Copy out all of the following material line for line, with no changes.

▶ _Input records_
* start *
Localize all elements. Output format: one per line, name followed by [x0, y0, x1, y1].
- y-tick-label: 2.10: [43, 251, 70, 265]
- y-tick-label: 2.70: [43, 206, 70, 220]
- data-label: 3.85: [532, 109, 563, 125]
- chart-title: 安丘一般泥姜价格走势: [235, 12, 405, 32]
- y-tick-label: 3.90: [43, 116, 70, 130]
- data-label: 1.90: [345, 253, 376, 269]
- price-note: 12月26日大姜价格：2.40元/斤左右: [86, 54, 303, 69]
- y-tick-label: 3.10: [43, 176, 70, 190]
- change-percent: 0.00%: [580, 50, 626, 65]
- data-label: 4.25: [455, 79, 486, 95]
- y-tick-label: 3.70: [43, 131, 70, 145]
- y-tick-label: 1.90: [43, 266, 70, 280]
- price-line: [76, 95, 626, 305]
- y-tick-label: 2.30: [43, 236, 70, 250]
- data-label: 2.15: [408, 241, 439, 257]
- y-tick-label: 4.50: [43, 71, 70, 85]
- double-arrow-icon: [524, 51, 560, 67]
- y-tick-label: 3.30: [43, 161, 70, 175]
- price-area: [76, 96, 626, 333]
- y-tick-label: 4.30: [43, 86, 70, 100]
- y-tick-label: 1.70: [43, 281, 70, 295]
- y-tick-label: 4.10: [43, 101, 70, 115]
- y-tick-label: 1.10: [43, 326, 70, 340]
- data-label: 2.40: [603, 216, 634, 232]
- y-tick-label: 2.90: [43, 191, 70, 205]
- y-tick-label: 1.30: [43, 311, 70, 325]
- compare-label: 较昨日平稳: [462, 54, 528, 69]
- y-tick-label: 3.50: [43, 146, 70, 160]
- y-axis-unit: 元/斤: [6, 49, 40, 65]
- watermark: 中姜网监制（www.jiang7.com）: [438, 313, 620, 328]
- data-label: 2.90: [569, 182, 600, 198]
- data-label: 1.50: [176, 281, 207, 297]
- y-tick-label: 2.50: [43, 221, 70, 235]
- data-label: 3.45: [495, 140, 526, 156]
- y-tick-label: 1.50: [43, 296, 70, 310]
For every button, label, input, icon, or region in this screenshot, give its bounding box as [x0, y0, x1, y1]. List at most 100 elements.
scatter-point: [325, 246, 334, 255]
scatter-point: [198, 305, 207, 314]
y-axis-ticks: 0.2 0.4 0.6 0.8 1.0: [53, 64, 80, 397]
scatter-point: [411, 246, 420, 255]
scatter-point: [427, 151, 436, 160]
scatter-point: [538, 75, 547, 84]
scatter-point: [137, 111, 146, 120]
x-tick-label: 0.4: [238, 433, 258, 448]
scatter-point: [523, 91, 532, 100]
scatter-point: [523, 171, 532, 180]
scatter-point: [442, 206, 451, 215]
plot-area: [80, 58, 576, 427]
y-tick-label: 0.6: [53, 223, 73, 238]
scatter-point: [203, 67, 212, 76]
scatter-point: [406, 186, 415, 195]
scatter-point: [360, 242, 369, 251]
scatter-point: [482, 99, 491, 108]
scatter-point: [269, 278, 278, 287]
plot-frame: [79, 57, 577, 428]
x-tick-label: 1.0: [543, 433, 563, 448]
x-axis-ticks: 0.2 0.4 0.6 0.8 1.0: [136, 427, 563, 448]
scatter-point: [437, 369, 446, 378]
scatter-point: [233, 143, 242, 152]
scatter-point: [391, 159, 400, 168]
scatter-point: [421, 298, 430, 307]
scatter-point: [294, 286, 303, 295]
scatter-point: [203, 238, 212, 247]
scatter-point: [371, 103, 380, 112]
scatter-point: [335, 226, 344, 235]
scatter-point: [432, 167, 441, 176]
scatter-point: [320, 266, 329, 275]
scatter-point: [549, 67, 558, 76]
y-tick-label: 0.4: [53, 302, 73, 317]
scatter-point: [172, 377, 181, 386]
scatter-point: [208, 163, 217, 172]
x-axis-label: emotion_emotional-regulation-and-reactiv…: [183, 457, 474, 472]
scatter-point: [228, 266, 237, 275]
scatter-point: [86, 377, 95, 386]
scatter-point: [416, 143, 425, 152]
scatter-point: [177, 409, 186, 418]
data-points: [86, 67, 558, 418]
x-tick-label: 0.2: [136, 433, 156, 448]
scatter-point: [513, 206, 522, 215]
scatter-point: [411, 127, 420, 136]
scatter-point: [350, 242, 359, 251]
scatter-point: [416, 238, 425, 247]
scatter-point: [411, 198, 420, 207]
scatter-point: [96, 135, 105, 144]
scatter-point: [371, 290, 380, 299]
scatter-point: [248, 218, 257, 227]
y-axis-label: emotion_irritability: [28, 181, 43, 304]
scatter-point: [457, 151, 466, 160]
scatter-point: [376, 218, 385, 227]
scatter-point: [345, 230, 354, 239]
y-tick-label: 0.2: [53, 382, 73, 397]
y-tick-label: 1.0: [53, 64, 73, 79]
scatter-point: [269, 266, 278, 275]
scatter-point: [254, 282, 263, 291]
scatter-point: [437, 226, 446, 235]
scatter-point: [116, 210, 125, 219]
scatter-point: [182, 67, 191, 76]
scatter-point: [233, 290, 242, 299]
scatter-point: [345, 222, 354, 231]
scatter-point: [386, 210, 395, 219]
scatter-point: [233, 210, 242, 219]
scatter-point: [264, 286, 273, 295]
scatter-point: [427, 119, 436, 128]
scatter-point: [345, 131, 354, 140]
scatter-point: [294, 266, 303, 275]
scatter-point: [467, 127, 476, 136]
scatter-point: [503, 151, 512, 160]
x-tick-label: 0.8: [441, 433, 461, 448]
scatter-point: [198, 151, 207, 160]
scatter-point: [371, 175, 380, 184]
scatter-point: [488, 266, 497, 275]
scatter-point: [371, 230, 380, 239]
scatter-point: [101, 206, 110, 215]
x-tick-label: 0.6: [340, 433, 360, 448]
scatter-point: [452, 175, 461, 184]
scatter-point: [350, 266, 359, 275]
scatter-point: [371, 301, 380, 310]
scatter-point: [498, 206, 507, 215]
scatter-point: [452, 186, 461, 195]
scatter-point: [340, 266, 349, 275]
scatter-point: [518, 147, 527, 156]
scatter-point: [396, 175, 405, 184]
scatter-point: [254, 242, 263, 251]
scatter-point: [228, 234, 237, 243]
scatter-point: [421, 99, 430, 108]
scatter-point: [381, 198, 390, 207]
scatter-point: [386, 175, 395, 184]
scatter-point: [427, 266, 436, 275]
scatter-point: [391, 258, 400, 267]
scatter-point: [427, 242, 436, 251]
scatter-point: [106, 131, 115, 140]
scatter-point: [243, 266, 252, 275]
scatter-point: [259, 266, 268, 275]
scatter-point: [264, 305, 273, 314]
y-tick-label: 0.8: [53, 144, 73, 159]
* end *
▶ _Worked solution_
Localize all elements. Output format: one per line, name followed by [x0, y0, x1, y1].
- y-tick-label: 2.10: [43, 251, 70, 265]
- y-tick-label: 2.70: [43, 206, 70, 220]
- data-label: 3.85: [532, 109, 563, 125]
- chart-title: 安丘一般泥姜价格走势: [235, 12, 405, 32]
- y-tick-label: 3.90: [43, 116, 70, 130]
- data-label: 1.90: [345, 253, 376, 269]
- price-note: 12月26日大姜价格：2.40元/斤左右: [86, 54, 303, 69]
- y-tick-label: 3.10: [43, 176, 70, 190]
- change-percent: 0.00%: [580, 50, 626, 65]
- data-label: 4.25: [455, 79, 486, 95]
- y-tick-label: 3.70: [43, 131, 70, 145]
- y-tick-label: 1.90: [43, 266, 70, 280]
- price-line: [76, 95, 626, 305]
- y-tick-label: 2.30: [43, 236, 70, 250]
- data-label: 2.15: [408, 241, 439, 257]
- y-tick-label: 4.50: [43, 71, 70, 85]
- double-arrow-icon: [524, 51, 560, 67]
- y-tick-label: 3.30: [43, 161, 70, 175]
- price-area: [76, 96, 626, 333]
- y-tick-label: 4.30: [43, 86, 70, 100]
- y-tick-label: 1.70: [43, 281, 70, 295]
- y-tick-label: 4.10: [43, 101, 70, 115]
- y-tick-label: 1.10: [43, 326, 70, 340]
- data-label: 2.40: [603, 216, 634, 232]
- y-tick-label: 2.90: [43, 191, 70, 205]
- y-tick-label: 1.30: [43, 311, 70, 325]
- compare-label: 较昨日平稳: [462, 54, 528, 69]
- y-tick-label: 3.50: [43, 146, 70, 160]
- y-axis-unit: 元/斤: [6, 49, 40, 65]
- watermark: 中姜网监制（www.jiang7.com）: [438, 313, 620, 328]
- data-label: 2.90: [569, 182, 600, 198]
- data-label: 1.50: [176, 281, 207, 297]
- y-tick-label: 2.50: [43, 221, 70, 235]
- data-label: 3.45: [495, 140, 526, 156]
- y-tick-label: 1.50: [43, 296, 70, 310]
For every button, label, input, icon, or region in this screenshot, give its bounding box as [x0, y0, x1, y1]. List at most 100 elements.
scatter-point: [325, 246, 334, 255]
scatter-point: [198, 305, 207, 314]
y-axis-ticks: 0.2 0.4 0.6 0.8 1.0: [53, 64, 80, 397]
scatter-point: [411, 246, 420, 255]
scatter-point: [427, 151, 436, 160]
scatter-point: [538, 75, 547, 84]
scatter-point: [137, 111, 146, 120]
x-tick-label: 0.4: [238, 433, 258, 448]
scatter-point: [523, 91, 532, 100]
scatter-point: [523, 171, 532, 180]
scatter-point: [442, 206, 451, 215]
plot-area: [80, 58, 576, 427]
y-tick-label: 0.6: [53, 223, 73, 238]
scatter-point: [203, 67, 212, 76]
scatter-point: [406, 186, 415, 195]
scatter-point: [360, 242, 369, 251]
scatter-point: [482, 99, 491, 108]
scatter-point: [269, 278, 278, 287]
plot-frame: [79, 57, 577, 428]
x-tick-label: 1.0: [543, 433, 563, 448]
x-axis-ticks: 0.2 0.4 0.6 0.8 1.0: [136, 427, 563, 448]
scatter-point: [437, 369, 446, 378]
scatter-point: [233, 143, 242, 152]
scatter-point: [391, 159, 400, 168]
scatter-point: [421, 298, 430, 307]
scatter-point: [294, 286, 303, 295]
scatter-point: [203, 238, 212, 247]
scatter-point: [371, 103, 380, 112]
scatter-point: [335, 226, 344, 235]
scatter-point: [432, 167, 441, 176]
scatter-point: [320, 266, 329, 275]
scatter-point: [549, 67, 558, 76]
y-tick-label: 0.4: [53, 302, 73, 317]
scatter-point: [172, 377, 181, 386]
scatter-point: [208, 163, 217, 172]
x-axis-label: emotion_emotional-regulation-and-reactiv…: [183, 457, 474, 472]
scatter-point: [228, 266, 237, 275]
scatter-point: [86, 377, 95, 386]
scatter-point: [416, 143, 425, 152]
scatter-point: [177, 409, 186, 418]
data-points: [86, 67, 558, 418]
x-tick-label: 0.2: [136, 433, 156, 448]
scatter-point: [513, 206, 522, 215]
scatter-point: [411, 127, 420, 136]
scatter-point: [350, 242, 359, 251]
scatter-point: [416, 238, 425, 247]
scatter-point: [411, 198, 420, 207]
scatter-point: [96, 135, 105, 144]
scatter-point: [371, 290, 380, 299]
scatter-point: [248, 218, 257, 227]
y-axis-label: emotion_irritability: [28, 181, 43, 304]
scatter-point: [457, 151, 466, 160]
scatter-point: [376, 218, 385, 227]
scatter-point: [345, 230, 354, 239]
y-tick-label: 0.2: [53, 382, 73, 397]
y-tick-label: 1.0: [53, 64, 73, 79]
scatter-point: [269, 266, 278, 275]
scatter-point: [254, 282, 263, 291]
scatter-point: [437, 226, 446, 235]
scatter-point: [116, 210, 125, 219]
scatter-point: [182, 67, 191, 76]
scatter-point: [233, 290, 242, 299]
scatter-point: [345, 222, 354, 231]
scatter-point: [386, 210, 395, 219]
scatter-point: [233, 210, 242, 219]
scatter-point: [264, 286, 273, 295]
scatter-point: [427, 119, 436, 128]
scatter-point: [345, 131, 354, 140]
scatter-point: [294, 266, 303, 275]
scatter-point: [467, 127, 476, 136]
scatter-point: [503, 151, 512, 160]
x-tick-label: 0.8: [441, 433, 461, 448]
scatter-point: [198, 151, 207, 160]
scatter-point: [371, 175, 380, 184]
scatter-point: [488, 266, 497, 275]
scatter-point: [371, 230, 380, 239]
scatter-point: [101, 206, 110, 215]
x-tick-label: 0.6: [340, 433, 360, 448]
scatter-point: [452, 175, 461, 184]
scatter-point: [350, 266, 359, 275]
scatter-point: [371, 301, 380, 310]
scatter-point: [498, 206, 507, 215]
scatter-point: [452, 186, 461, 195]
scatter-point: [340, 266, 349, 275]
scatter-point: [518, 147, 527, 156]
scatter-point: [396, 175, 405, 184]
scatter-point: [254, 242, 263, 251]
scatter-point: [228, 234, 237, 243]
scatter-point: [421, 99, 430, 108]
scatter-point: [381, 198, 390, 207]
scatter-point: [386, 175, 395, 184]
scatter-point: [427, 266, 436, 275]
scatter-point: [391, 258, 400, 267]
scatter-point: [427, 242, 436, 251]
scatter-point: [106, 131, 115, 140]
scatter-point: [243, 266, 252, 275]
scatter-point: [259, 266, 268, 275]
scatter-point: [264, 305, 273, 314]
y-tick-label: 0.8: [53, 144, 73, 159]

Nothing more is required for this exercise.